▸ Supplied information

┄┄┄┄┄┄┄┄┄┄

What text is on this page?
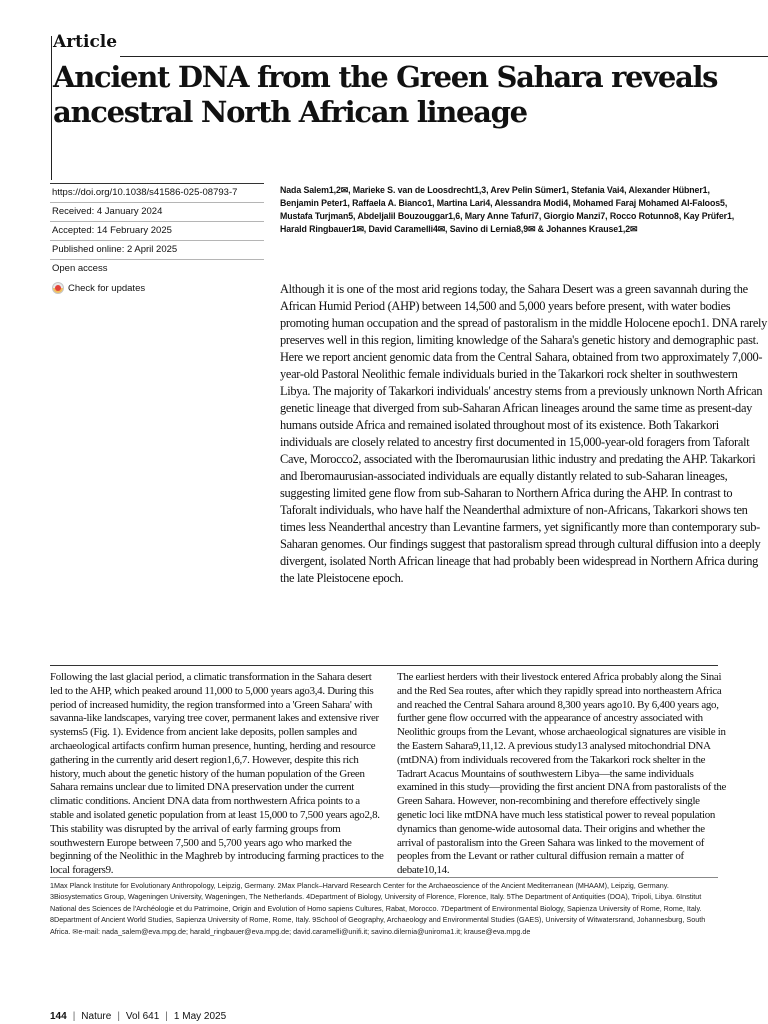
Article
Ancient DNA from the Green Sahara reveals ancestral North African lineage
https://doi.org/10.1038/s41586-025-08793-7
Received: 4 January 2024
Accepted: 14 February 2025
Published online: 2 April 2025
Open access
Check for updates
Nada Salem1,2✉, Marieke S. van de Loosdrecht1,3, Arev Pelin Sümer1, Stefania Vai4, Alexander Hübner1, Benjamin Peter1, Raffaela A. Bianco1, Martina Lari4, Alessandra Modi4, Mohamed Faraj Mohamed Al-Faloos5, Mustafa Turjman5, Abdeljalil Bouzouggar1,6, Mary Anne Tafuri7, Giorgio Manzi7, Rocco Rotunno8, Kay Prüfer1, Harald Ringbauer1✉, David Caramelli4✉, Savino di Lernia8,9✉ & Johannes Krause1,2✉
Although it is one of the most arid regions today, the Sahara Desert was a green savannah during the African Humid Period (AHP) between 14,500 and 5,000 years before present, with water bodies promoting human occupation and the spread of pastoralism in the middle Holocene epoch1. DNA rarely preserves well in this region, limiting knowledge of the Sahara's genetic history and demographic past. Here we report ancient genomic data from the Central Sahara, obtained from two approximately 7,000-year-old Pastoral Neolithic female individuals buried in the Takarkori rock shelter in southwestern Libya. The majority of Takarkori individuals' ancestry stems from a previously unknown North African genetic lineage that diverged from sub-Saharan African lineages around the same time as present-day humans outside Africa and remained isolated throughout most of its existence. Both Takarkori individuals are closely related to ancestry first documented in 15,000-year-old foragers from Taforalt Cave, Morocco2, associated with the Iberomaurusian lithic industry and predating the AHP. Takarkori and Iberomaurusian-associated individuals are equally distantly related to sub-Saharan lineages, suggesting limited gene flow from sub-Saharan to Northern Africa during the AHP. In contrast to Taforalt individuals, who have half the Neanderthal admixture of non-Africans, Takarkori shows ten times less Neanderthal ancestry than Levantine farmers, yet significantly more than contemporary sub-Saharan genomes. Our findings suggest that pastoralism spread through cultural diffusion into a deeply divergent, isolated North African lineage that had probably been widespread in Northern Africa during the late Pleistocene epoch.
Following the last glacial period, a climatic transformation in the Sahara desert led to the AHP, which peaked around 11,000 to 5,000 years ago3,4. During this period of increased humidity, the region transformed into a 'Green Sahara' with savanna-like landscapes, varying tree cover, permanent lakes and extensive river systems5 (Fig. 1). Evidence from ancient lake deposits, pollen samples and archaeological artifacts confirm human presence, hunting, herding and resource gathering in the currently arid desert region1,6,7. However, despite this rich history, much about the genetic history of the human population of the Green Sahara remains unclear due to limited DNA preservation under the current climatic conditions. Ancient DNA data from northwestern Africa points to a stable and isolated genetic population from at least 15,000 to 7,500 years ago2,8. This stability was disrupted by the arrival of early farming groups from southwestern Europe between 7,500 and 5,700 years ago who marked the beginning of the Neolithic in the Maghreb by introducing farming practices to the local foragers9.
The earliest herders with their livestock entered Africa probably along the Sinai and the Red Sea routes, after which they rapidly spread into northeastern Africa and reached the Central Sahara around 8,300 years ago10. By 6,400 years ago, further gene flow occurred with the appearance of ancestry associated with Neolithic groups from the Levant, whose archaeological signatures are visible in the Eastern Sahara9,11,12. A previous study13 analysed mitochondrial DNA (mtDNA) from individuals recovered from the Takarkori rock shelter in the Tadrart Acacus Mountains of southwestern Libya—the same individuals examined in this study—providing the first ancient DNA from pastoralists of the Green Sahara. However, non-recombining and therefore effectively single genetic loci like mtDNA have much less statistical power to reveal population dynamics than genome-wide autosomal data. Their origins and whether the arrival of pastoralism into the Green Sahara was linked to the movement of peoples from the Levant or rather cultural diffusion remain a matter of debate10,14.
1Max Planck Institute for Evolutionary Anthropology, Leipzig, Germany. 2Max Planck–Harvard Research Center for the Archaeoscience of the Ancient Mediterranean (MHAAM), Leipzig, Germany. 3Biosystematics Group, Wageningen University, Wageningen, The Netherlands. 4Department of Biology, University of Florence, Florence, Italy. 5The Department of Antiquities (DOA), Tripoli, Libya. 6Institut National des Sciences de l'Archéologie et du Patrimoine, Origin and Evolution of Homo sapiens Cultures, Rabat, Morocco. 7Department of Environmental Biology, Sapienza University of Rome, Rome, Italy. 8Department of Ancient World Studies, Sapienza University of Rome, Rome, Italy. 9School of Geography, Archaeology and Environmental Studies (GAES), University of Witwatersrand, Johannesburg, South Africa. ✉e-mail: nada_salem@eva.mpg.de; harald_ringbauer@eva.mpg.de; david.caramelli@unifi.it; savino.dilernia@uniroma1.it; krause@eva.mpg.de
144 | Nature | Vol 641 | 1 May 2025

┄┄┄┄┄┄┄┄┄┄

▸ Exercise directions
The result should be every line of the data, reproduced exactly, with the images removed.

▸ Answer to this exercise
What text is on this page?
Article
Ancient DNA from the Green Sahara reveals ancestral North African lineage
https://doi.org/10.1038/s41586-025-08793-7
Received: 4 January 2024
Accepted: 14 February 2025
Published online: 2 April 2025
Open access
Check for updates
Nada Salem1,2✉, Marieke S. van de Loosdrecht1,3, Arev Pelin Sümer1, Stefania Vai4, Alexander Hübner1, Benjamin Peter1, Raffaela A. Bianco1, Martina Lari4, Alessandra Modi4, Mohamed Faraj Mohamed Al-Faloos5, Mustafa Turjman5, Abdeljalil Bouzouggar1,6, Mary Anne Tafuri7, Giorgio Manzi7, Rocco Rotunno8, Kay Prüfer1, Harald Ringbauer1✉, David Caramelli4✉, Savino di Lernia8,9✉ & Johannes Krause1,2✉
Although it is one of the most arid regions today, the Sahara Desert was a green savannah during the African Humid Period (AHP) between 14,500 and 5,000 years before present, with water bodies promoting human occupation and the spread of pastoralism in the middle Holocene epoch1. DNA rarely preserves well in this region, limiting knowledge of the Sahara's genetic history and demographic past. Here we report ancient genomic data from the Central Sahara, obtained from two approximately 7,000-year-old Pastoral Neolithic female individuals buried in the Takarkori rock shelter in southwestern Libya. The majority of Takarkori individuals' ancestry stems from a previously unknown North African genetic lineage that diverged from sub-Saharan African lineages around the same time as present-day humans outside Africa and remained isolated throughout most of its existence. Both Takarkori individuals are closely related to ancestry first documented in 15,000-year-old foragers from Taforalt Cave, Morocco2, associated with the Iberomaurusian lithic industry and predating the AHP. Takarkori and Iberomaurusian-associated individuals are equally distantly related to sub-Saharan lineages, suggesting limited gene flow from sub-Saharan to Northern Africa during the AHP. In contrast to Taforalt individuals, who have half the Neanderthal admixture of non-Africans, Takarkori shows ten times less Neanderthal ancestry than Levantine farmers, yet significantly more than contemporary sub-Saharan genomes. Our findings suggest that pastoralism spread through cultural diffusion into a deeply divergent, isolated North African lineage that had probably been widespread in Northern Africa during the late Pleistocene epoch.
Following the last glacial period, a climatic transformation in the Sahara desert led to the AHP, which peaked around 11,000 to 5,000 years ago3,4. During this period of increased humidity, the region transformed into a 'Green Sahara' with savanna-like landscapes, varying tree cover, permanent lakes and extensive river systems5 (Fig. 1). Evidence from ancient lake deposits, pollen samples and archaeological artifacts confirm human presence, hunting, herding and resource gathering in the currently arid desert region1,6,7. However, despite this rich history, much about the genetic history of the human population of the Green Sahara remains unclear due to limited DNA preservation under the current climatic conditions. Ancient DNA data from northwestern Africa points to a stable and isolated genetic population from at least 15,000 to 7,500 years ago2,8. This stability was disrupted by the arrival of early farming groups from southwestern Europe between 7,500 and 5,700 years ago who marked the beginning of the Neolithic in the Maghreb by introducing farming practices to the local foragers9.
The earliest herders with their livestock entered Africa probably along the Sinai and the Red Sea routes, after which they rapidly spread into northeastern Africa and reached the Central Sahara around 8,300 years ago10. By 6,400 years ago, further gene flow occurred with the appearance of ancestry associated with Neolithic groups from the Levant, whose archaeological signatures are visible in the Eastern Sahara9,11,12. A previous study13 analysed mitochondrial DNA (mtDNA) from individuals recovered from the Takarkori rock shelter in the Tadrart Acacus Mountains of southwestern Libya—the same individuals examined in this study—providing the first ancient DNA from pastoralists of the Green Sahara. However, non-recombining and therefore effectively single genetic loci like mtDNA have much less statistical power to reveal population dynamics than genome-wide autosomal data. Their origins and whether the arrival of pastoralism into the Green Sahara was linked to the movement of peoples from the Levant or rather cultural diffusion remain a matter of debate10,14.
1Max Planck Institute for Evolutionary Anthropology, Leipzig, Germany. 2Max Planck–Harvard Research Center for the Archaeoscience of the Ancient Mediterranean (MHAAM), Leipzig, Germany. 3Biosystematics Group, Wageningen University, Wageningen, The Netherlands. 4Department of Biology, University of Florence, Florence, Italy. 5The Department of Antiquities (DOA), Tripoli, Libya. 6Institut National des Sciences de l'Archéologie et du Patrimoine, Origin and Evolution of Homo sapiens Cultures, Rabat, Morocco. 7Department of Environmental Biology, Sapienza University of Rome, Rome, Italy. 8Department of Ancient World Studies, Sapienza University of Rome, Rome, Italy. 9School of Geography, Archaeology and Environmental Studies (GAES), University of Witwatersrand, Johannesburg, South Africa. ✉e-mail: nada_salem@eva.mpg.de; harald_ringbauer@eva.mpg.de; david.caramelli@unifi.it; savino.dilernia@uniroma1.it; krause@eva.mpg.de
144 | Nature | Vol 641 | 1 May 2025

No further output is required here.